Wherever the string "护筒孔坑内再次精放桩位点" occurs in a line of these records, report that line.

## [Data records]
......
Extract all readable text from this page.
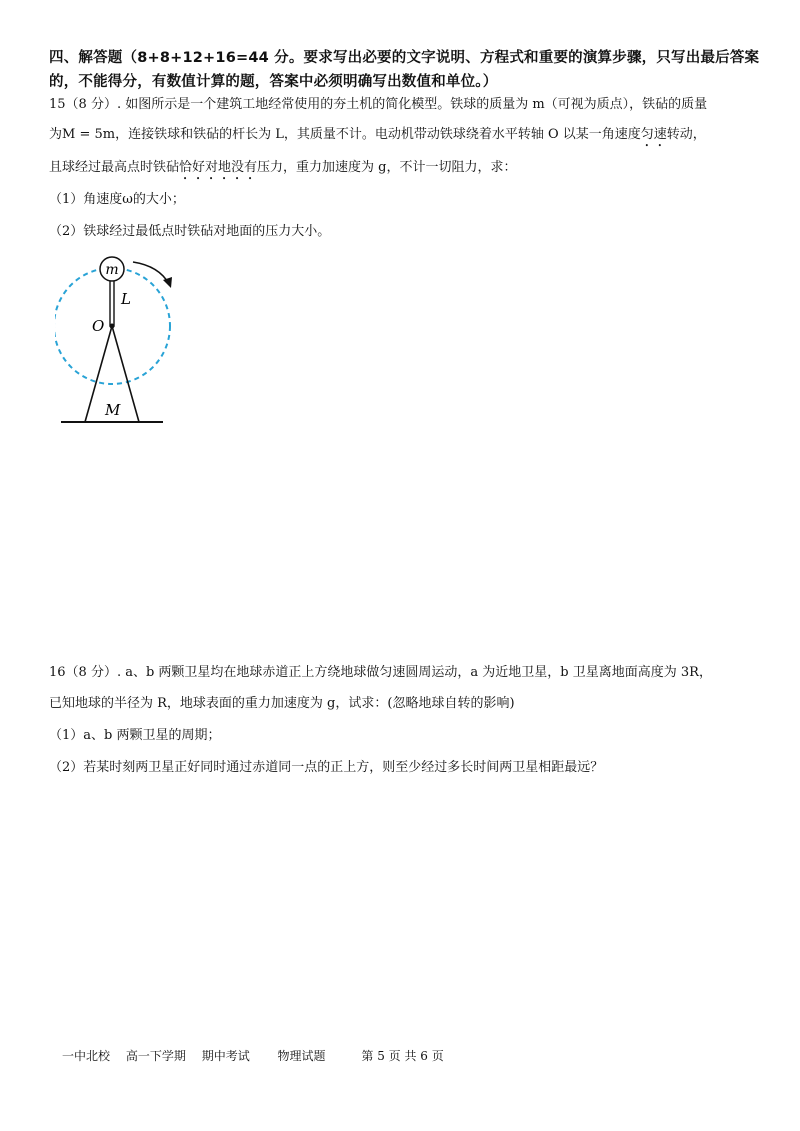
四、解答题（8+8+12+16=44 分。要求写出必要的文字说明、方程式和重要的演算步骤，只写出最后答案的，不能得分，有数值计算的题，答案中必须明确写出数值和单位。）
15（8 分）. 如图所示是一个建筑工地经常使用的夯土机的简化模型。铁球的质量为 m（可视为质点），铁砧的质量
为M = 5m，连接铁球和铁砧的杆长为 L，其质量不计。电动机带动铁球绕着水平转轴 O 以某一角速度匀速转动，
且球经过最高点时铁砧恰好对地没有压力，重力加速度为 g，不计一切阻力，求：
（1）角速度ω的大小；
（2）铁球经过最低点时铁砧对地面的压力大小。
m
L
O
M
16（8 分）. a、b 两颗卫星均在地球赤道正上方绕地球做匀速圆周运动，a 为近地卫星，b 卫星离地面高度为 3R，
已知地球的半径为 R，地球表面的重力加速度为 g，试求：(忽略地球自转的影响)
（1）a、b 两颗卫星的周期；
（2）若某时刻两卫星正好同时通过赤道同一点的正上方，则至少经过多长时间两卫星相距最远？
一中北校 高一下学期 期中考试 物理试题	第 5 页 共 6 页
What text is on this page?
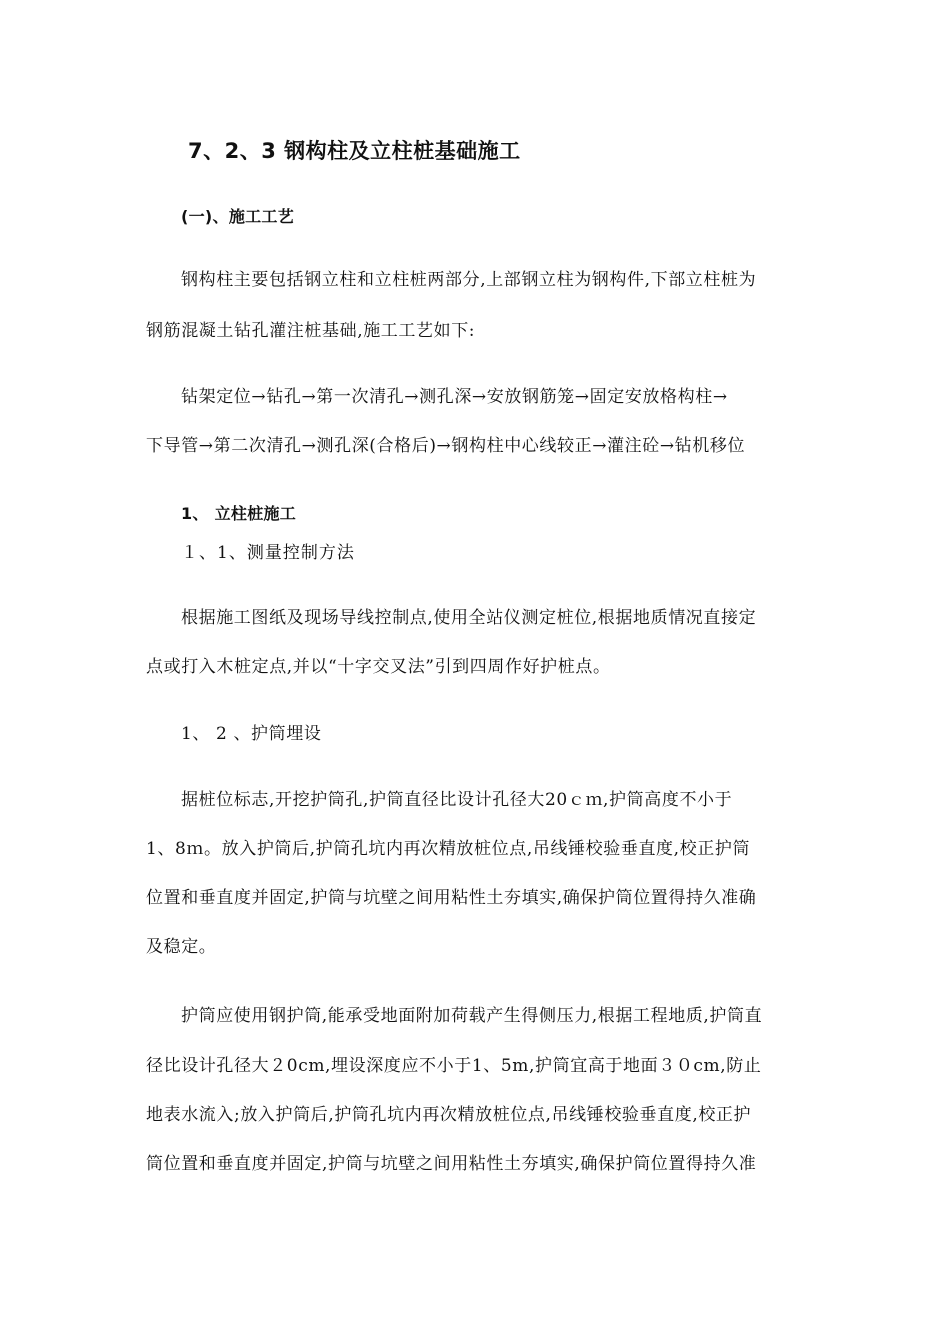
7、2、3 钢构柱及立柱桩基础施工
(一)、施工工艺
钢构柱主要包括钢立柱和立柱桩两部分,上部钢立柱为钢构件,下部立柱桩为
钢筋混凝土钻孔灌注桩基础,施工工艺如下:
钻架定位→钻孔→第一次清孔→测孔深→安放钢筋笼→固定安放格构柱→
下导管→第二次清孔→测孔深(合格后)→钢构柱中心线较正→灌注砼→钻机移位
1、 立柱桩施工
１、1、测量控制方法
根据施工图纸及现场导线控制点,使用全站仪测定桩位,根据地质情况直接定
点或打入木桩定点,并以“十字交叉法”引到四周作好护桩点。
1、 2 、护筒埋设
据桩位标志,开挖护筒孔,护筒直径比设计孔径大20ｃｍ,护筒高度不小于
1、8ｍ。放入护筒后,护筒孔坑内再次精放桩位点,吊线锤校验垂直度,校正护筒
位置和垂直度并固定,护筒与坑壁之间用粘性土夯填实,确保护筒位置得持久准确
及稳定。
护筒应使用钢护筒,能承受地面附加荷载产生得侧压力,根据工程地质,护筒直
径比设计孔径大２0cm,埋设深度应不小于1、5m,护筒宜高于地面３０cm,防止
地表水流入;放入护筒后,护筒孔坑内再次精放桩位点,吊线锤校验垂直度,校正护
筒位置和垂直度并固定,护筒与坑壁之间用粘性土夯填实,确保护筒位置得持久准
......
## [Expected output]
1、8ｍ。放入护筒后,护筒孔坑内再次精放桩位点,吊线锤校验垂直度,校正护筒
地表水流入;放入护筒后,护筒孔坑内再次精放桩位点,吊线锤校验垂直度,校正护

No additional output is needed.